**Supplied records:**
————

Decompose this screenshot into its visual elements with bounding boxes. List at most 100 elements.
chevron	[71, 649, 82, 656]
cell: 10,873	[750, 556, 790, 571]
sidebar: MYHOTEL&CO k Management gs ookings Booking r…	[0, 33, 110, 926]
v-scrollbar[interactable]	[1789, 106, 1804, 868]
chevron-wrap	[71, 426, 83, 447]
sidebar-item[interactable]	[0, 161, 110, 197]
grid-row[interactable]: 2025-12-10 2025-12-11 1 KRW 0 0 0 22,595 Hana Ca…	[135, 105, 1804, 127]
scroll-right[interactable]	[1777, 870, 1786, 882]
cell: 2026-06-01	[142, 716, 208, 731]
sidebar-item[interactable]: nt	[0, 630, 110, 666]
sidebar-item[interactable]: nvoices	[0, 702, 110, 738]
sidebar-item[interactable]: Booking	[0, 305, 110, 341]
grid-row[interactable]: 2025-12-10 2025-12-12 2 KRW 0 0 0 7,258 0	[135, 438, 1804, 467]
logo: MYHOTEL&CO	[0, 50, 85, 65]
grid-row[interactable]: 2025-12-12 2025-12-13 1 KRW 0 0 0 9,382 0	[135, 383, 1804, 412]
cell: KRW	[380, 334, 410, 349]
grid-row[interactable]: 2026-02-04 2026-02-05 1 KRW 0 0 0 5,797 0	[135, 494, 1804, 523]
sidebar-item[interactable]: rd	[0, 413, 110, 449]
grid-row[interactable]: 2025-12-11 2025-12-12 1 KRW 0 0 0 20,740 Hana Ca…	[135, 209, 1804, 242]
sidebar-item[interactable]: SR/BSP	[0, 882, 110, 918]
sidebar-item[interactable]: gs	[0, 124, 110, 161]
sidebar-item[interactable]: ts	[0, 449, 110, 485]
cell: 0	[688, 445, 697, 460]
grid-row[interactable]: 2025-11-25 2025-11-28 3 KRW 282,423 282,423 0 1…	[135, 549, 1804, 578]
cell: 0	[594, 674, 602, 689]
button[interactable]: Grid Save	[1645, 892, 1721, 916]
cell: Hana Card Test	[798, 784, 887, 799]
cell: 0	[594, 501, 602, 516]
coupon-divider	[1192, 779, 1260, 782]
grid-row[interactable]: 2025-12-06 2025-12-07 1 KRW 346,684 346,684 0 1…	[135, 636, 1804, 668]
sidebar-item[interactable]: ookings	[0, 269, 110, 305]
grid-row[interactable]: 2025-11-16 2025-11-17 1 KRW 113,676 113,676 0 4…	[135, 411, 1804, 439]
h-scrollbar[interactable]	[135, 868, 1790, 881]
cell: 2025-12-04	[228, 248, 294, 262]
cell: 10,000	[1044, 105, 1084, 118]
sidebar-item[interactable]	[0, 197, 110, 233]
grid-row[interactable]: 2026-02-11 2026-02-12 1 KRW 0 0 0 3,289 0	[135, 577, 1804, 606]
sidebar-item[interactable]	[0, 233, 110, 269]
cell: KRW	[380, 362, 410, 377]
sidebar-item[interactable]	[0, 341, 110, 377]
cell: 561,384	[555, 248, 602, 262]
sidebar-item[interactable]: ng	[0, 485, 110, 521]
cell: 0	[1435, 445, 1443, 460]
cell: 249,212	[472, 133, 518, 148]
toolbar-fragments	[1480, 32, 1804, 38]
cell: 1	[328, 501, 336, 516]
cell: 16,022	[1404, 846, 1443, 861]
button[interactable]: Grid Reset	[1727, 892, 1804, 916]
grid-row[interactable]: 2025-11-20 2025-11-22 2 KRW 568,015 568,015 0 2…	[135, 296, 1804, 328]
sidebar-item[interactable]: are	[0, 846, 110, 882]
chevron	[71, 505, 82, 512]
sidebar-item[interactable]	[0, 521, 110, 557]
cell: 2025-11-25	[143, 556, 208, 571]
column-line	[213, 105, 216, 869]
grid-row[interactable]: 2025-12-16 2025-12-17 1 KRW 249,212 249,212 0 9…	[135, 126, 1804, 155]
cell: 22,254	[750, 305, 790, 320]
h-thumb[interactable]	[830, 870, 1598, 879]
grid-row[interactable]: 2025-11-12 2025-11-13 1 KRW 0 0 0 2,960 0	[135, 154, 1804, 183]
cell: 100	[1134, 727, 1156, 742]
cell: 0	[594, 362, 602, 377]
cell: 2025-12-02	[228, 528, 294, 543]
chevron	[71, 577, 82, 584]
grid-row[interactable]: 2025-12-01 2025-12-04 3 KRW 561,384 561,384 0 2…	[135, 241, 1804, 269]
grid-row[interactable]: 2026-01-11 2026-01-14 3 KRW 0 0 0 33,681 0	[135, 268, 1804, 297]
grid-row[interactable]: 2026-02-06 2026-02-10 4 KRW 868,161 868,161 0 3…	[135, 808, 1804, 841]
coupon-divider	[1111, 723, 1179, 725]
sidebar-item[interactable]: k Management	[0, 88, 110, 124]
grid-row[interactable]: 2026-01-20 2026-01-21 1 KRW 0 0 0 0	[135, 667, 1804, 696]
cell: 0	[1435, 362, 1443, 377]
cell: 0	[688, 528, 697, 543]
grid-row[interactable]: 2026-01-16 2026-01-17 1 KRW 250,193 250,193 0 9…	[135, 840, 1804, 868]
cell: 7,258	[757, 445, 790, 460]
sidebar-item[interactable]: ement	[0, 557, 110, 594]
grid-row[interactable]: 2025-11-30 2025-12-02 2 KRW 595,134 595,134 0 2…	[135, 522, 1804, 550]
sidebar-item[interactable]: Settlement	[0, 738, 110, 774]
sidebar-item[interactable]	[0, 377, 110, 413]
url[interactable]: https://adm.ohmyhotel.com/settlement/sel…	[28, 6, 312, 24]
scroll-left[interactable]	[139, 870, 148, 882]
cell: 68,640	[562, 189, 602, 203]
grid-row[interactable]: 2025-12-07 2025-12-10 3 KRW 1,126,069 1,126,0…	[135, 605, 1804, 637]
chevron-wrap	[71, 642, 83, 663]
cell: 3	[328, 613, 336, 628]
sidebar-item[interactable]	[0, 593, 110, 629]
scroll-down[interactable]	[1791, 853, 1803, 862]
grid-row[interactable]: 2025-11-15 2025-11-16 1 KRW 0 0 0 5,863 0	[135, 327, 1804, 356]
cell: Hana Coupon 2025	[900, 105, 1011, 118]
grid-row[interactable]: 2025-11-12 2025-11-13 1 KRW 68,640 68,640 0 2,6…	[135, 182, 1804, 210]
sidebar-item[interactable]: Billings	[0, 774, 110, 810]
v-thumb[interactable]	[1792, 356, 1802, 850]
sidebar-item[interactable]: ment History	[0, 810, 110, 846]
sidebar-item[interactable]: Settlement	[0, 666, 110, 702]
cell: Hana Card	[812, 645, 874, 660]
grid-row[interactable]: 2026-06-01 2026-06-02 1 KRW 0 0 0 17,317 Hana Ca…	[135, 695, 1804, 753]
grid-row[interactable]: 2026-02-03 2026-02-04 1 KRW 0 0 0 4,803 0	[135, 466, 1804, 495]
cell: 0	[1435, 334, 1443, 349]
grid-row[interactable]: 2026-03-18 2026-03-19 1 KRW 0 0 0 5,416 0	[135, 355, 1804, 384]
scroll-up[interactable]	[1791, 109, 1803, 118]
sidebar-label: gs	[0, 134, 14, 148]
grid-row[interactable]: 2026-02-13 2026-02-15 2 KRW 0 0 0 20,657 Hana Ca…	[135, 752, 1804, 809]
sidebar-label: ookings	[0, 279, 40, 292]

————

**What you should do:**
Reproduce the records verbatim from their first line down to the line with "grid-row[interactable]: 2025-12-11 2025-12-12", including both of those lines.

**The solution:**
Decompose this screenshot into its visual elements with bounding boxes. List at most 100 elements.
chevron	[71, 649, 82, 656]
cell: 10,873	[750, 556, 790, 571]
sidebar: MYHOTEL&CO k Management gs ookings Booking r…	[0, 33, 110, 926]
v-scrollbar[interactable]	[1789, 106, 1804, 868]
chevron-wrap	[71, 426, 83, 447]
sidebar-item[interactable]	[0, 161, 110, 197]
grid-row[interactable]: 2025-12-10 2025-12-11 1 KRW 0 0 0 22,595 Hana Ca…	[135, 105, 1804, 127]
scroll-right[interactable]	[1777, 870, 1786, 882]
cell: 2026-06-01	[142, 716, 208, 731]
sidebar-item[interactable]: nt	[0, 630, 110, 666]
sidebar-item[interactable]: nvoices	[0, 702, 110, 738]
sidebar-item[interactable]: Booking	[0, 305, 110, 341]
grid-row[interactable]: 2025-12-10 2025-12-12 2 KRW 0 0 0 7,258 0	[135, 438, 1804, 467]
logo: MYHOTEL&CO	[0, 50, 85, 65]
grid-row[interactable]: 2025-12-12 2025-12-13 1 KRW 0 0 0 9,382 0	[135, 383, 1804, 412]
cell: KRW	[380, 334, 410, 349]
grid-row[interactable]: 2026-02-04 2026-02-05 1 KRW 0 0 0 5,797 0	[135, 494, 1804, 523]
sidebar-item[interactable]: rd	[0, 413, 110, 449]
grid-row[interactable]: 2025-12-11 2025-12-12 1 KRW 0 0 0 20,740 Hana Ca…	[135, 209, 1804, 242]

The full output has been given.